Goal: Sort through the data and copy the lines holding the word "DetCardPolicy".

Dataset:
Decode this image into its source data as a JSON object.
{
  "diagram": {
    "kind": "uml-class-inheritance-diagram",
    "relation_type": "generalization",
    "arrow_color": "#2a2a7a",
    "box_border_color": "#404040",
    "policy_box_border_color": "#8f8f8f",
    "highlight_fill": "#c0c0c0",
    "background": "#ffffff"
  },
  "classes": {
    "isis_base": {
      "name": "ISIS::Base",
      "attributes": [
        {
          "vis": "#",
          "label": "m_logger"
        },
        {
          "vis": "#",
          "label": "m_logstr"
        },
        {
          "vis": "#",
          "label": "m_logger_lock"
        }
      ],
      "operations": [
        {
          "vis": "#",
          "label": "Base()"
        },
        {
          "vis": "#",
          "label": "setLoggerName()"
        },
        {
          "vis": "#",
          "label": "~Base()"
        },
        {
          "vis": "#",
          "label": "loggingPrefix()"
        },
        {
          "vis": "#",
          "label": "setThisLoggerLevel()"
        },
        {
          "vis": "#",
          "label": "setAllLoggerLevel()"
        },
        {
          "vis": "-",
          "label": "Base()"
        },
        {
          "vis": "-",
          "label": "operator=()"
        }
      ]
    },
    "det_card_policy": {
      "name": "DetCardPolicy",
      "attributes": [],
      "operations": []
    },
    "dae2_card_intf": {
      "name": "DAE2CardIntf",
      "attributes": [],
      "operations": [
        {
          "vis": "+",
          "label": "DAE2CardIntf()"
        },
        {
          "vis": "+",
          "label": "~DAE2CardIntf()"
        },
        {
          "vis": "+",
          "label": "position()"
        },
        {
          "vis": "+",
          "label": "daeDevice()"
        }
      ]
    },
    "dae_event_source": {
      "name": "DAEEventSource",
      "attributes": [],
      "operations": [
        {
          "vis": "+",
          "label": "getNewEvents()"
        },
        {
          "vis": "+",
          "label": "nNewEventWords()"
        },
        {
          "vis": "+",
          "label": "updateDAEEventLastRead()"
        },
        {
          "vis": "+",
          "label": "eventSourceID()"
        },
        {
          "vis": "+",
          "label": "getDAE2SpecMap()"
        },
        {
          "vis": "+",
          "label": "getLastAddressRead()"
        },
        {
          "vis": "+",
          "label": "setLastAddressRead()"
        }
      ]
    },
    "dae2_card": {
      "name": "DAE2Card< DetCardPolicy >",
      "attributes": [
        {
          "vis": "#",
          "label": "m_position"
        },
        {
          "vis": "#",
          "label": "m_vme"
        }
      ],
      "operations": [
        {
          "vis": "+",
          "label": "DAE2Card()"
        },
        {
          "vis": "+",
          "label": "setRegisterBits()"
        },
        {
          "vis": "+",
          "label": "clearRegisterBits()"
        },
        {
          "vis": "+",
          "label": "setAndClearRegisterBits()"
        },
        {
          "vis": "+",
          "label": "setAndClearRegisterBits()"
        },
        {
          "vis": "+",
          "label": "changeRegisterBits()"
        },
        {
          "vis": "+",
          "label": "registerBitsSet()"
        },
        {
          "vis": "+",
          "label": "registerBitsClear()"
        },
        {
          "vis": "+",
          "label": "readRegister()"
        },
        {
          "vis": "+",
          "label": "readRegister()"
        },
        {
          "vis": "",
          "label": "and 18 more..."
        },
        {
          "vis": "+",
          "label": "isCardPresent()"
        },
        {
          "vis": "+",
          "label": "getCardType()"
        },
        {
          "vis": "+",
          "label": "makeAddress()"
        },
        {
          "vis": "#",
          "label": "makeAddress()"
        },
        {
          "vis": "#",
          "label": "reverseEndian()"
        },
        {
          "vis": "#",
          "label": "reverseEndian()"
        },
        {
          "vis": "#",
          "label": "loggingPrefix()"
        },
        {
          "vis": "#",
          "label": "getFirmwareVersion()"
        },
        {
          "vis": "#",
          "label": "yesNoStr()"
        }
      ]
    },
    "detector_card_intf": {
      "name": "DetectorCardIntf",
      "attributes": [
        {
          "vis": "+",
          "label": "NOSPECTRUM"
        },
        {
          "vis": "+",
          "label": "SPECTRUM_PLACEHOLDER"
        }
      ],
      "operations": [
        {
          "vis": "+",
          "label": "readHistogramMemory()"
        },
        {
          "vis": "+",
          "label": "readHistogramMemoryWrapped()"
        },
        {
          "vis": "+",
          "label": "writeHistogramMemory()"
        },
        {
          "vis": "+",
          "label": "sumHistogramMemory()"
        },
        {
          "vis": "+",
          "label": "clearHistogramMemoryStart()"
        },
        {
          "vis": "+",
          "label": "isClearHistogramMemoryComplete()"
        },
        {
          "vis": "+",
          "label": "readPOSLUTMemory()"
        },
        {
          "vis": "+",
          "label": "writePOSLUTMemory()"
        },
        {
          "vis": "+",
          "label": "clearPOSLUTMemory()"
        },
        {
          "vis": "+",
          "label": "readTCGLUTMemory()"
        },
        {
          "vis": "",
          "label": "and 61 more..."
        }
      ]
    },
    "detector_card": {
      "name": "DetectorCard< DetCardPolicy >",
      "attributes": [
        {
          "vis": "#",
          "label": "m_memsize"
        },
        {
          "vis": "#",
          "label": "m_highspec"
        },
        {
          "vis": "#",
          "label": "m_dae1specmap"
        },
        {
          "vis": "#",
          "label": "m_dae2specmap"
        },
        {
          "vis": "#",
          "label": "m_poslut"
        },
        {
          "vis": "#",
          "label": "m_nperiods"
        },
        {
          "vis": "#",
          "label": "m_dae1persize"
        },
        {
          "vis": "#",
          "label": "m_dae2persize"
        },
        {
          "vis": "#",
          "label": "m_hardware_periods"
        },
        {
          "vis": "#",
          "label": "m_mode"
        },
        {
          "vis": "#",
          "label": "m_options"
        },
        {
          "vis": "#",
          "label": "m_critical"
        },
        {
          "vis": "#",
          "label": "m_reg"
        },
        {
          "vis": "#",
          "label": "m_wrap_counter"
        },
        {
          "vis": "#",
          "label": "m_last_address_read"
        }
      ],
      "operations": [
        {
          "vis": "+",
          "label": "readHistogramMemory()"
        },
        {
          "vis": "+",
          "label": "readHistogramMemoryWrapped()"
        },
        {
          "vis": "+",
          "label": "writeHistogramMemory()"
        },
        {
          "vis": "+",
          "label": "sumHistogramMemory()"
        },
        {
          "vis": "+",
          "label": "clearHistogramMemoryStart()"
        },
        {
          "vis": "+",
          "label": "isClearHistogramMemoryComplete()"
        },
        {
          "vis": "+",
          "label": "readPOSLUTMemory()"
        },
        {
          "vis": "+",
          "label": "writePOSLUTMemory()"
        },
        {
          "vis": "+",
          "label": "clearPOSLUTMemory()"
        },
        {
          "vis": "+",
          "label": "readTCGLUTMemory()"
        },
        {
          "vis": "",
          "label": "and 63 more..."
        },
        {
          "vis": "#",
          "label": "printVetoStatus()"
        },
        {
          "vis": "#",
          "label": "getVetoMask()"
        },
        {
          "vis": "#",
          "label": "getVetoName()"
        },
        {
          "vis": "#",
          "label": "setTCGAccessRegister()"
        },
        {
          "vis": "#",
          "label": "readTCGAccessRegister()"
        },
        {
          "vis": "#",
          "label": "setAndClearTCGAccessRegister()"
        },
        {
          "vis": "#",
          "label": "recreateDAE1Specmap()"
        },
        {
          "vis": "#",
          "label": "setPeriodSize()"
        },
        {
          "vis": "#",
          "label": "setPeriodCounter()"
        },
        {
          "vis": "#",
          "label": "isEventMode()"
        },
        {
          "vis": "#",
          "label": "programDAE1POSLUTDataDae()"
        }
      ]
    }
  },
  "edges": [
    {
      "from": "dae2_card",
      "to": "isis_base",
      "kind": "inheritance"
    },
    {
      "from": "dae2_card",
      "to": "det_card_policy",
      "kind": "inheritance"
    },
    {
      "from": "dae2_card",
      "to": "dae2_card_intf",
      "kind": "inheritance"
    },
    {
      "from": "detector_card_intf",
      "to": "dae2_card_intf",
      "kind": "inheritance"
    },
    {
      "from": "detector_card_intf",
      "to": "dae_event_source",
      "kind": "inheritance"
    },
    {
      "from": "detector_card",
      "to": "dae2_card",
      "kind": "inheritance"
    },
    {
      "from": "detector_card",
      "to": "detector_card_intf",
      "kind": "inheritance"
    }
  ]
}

Answer to this exercise:
      "name": "DetCardPolicy",
      "name": "DAE2Card< DetCardPolicy >",
      "name": "DetectorCard< DetCardPolicy >",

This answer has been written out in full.